*Exercise instructions:* Search the records for the word "text" and report each line that has it.

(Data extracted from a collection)

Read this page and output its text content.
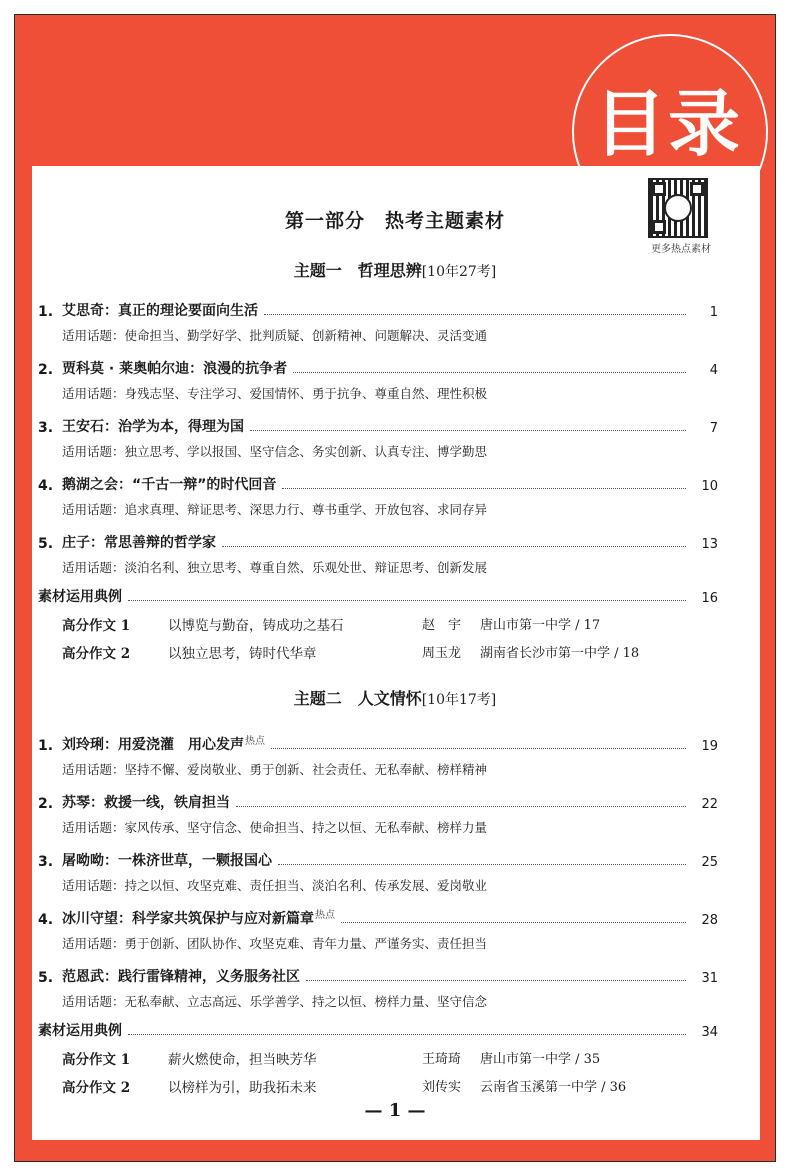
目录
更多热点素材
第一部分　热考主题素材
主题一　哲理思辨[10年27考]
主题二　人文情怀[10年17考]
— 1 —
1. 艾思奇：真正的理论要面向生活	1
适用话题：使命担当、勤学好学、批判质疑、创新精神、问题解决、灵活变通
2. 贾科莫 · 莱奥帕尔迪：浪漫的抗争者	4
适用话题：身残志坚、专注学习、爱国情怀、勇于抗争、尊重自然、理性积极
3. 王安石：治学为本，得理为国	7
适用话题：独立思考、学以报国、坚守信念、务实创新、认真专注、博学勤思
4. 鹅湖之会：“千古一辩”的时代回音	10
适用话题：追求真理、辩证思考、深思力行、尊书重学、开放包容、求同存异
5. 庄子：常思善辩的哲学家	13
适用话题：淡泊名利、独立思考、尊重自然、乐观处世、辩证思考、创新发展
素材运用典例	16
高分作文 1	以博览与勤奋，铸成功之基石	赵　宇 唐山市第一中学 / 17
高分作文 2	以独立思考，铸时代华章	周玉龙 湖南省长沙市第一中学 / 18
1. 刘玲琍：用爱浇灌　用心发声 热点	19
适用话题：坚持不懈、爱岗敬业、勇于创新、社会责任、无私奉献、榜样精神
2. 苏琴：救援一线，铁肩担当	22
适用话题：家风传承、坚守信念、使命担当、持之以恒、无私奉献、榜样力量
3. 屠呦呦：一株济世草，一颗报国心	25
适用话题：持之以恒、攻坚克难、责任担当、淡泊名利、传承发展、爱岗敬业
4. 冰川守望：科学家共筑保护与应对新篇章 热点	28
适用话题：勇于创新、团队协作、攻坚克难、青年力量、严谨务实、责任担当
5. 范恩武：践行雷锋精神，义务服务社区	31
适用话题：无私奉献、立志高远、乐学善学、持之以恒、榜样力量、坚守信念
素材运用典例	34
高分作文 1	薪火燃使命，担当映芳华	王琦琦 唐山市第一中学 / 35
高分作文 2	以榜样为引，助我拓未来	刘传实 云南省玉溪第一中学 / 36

==

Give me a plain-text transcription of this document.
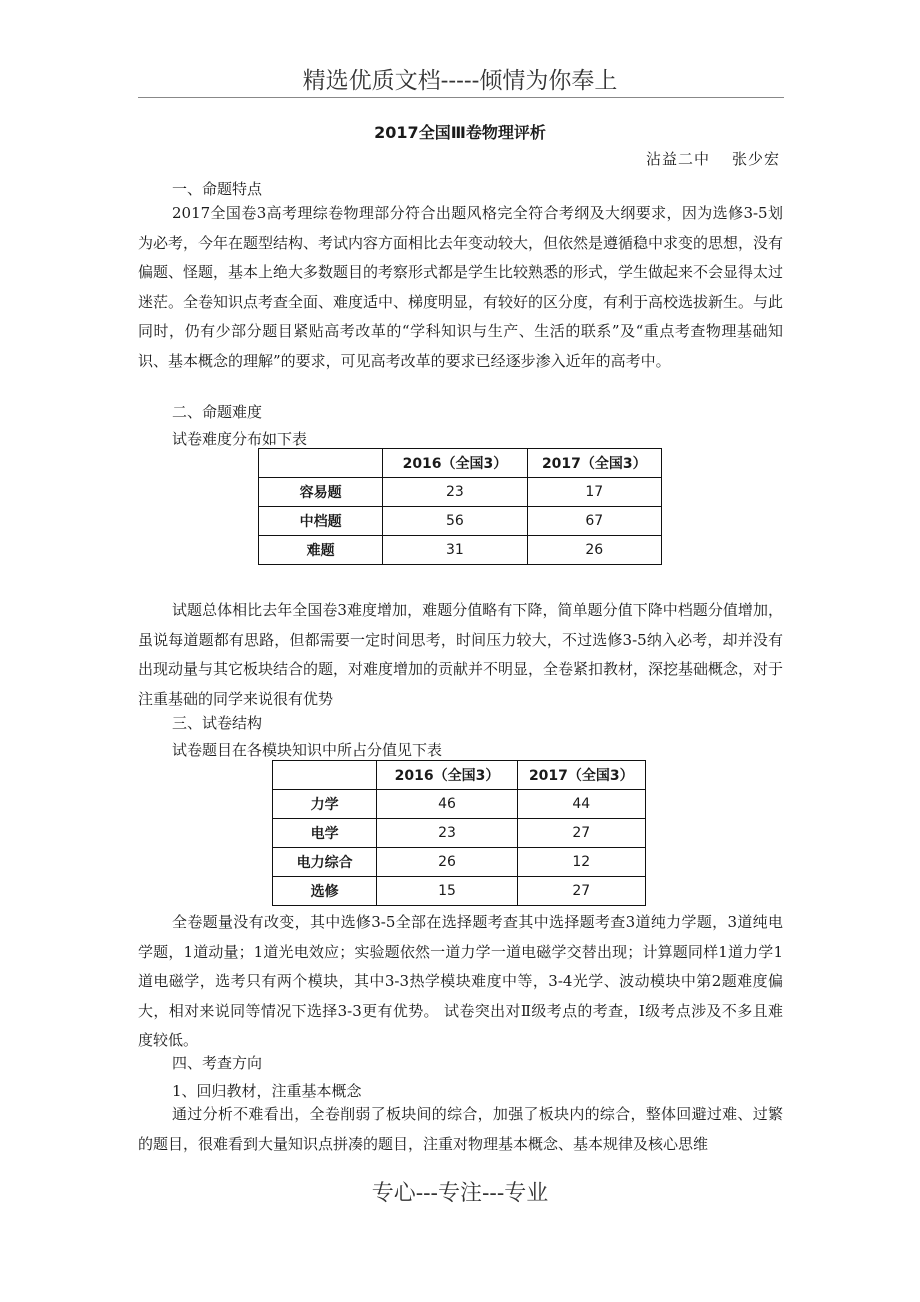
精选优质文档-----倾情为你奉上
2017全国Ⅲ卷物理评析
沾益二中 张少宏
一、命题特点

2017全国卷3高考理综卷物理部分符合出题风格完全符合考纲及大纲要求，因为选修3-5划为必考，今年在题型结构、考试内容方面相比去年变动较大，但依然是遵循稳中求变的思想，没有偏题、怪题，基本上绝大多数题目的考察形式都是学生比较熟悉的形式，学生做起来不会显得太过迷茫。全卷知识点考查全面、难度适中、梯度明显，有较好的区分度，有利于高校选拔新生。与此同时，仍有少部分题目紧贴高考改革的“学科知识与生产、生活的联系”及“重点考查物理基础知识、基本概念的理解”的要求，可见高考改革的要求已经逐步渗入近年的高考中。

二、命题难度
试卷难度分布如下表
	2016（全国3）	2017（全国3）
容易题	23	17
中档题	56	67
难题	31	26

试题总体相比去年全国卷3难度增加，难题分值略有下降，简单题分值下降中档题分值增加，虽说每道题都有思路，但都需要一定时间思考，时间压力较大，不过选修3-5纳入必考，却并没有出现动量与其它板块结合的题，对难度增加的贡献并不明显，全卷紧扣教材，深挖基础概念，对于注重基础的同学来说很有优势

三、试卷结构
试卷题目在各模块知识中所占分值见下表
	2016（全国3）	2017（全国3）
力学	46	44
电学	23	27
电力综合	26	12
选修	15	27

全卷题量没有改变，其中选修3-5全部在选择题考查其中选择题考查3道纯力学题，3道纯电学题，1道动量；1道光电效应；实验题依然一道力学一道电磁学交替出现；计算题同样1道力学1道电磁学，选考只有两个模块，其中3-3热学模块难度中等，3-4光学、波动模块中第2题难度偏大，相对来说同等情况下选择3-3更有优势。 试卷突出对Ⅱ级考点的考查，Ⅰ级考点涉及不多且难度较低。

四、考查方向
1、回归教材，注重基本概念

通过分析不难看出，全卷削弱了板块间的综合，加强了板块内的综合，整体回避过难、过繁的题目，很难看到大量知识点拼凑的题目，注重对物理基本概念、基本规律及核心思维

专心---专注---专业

* * *

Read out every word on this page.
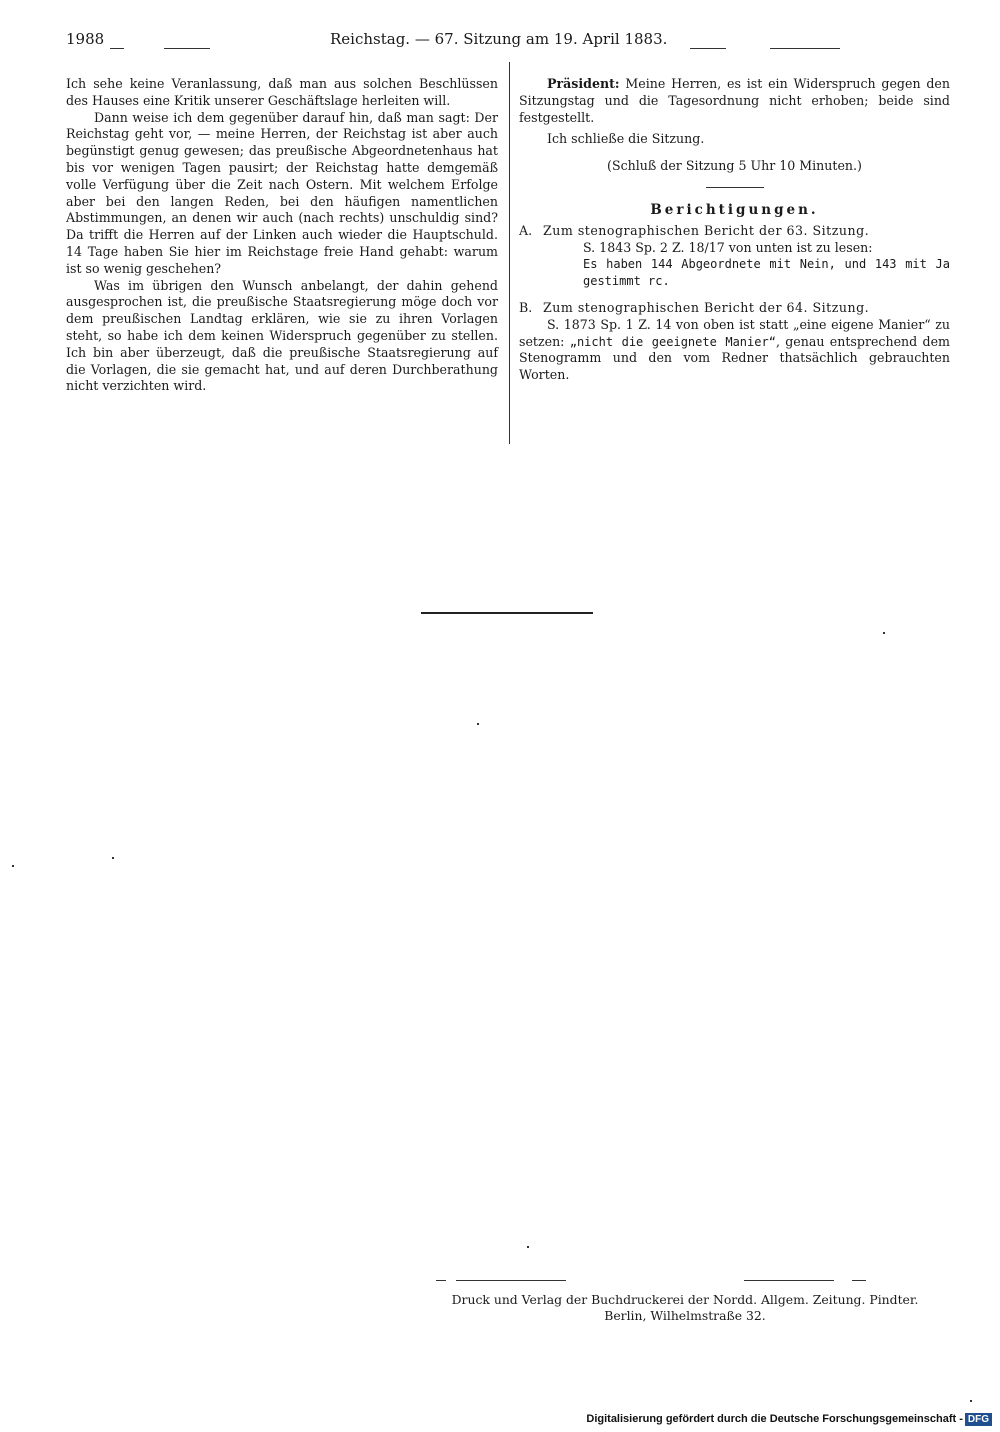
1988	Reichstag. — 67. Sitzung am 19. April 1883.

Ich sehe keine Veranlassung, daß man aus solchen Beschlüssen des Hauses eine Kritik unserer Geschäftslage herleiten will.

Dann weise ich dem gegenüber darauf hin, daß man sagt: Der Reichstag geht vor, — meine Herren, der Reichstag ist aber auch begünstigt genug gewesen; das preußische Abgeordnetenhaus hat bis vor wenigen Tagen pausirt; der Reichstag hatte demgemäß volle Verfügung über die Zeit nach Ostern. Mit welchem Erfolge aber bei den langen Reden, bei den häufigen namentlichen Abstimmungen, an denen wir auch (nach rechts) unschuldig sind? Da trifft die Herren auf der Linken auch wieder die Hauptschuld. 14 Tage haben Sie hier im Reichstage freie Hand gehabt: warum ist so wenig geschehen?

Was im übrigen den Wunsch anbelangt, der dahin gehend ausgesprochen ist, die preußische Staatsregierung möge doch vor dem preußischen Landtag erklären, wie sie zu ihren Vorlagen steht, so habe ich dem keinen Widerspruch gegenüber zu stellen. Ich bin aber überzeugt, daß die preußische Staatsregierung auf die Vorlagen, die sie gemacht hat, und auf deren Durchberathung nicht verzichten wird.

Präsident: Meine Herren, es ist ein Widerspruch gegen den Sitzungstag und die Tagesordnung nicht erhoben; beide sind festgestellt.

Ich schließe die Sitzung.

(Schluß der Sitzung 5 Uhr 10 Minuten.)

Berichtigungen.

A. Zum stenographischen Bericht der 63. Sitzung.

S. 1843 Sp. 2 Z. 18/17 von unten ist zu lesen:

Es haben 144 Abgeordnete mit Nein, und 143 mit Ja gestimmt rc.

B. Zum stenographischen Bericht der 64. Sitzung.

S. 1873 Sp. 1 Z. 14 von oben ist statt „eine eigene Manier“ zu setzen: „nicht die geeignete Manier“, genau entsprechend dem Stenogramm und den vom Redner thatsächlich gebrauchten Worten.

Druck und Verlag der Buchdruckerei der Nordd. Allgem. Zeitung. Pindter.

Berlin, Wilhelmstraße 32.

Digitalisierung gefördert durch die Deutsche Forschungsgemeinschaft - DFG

*Expected answer:*
Read this page and output its text content.
Give me a plain-text transcription of this document.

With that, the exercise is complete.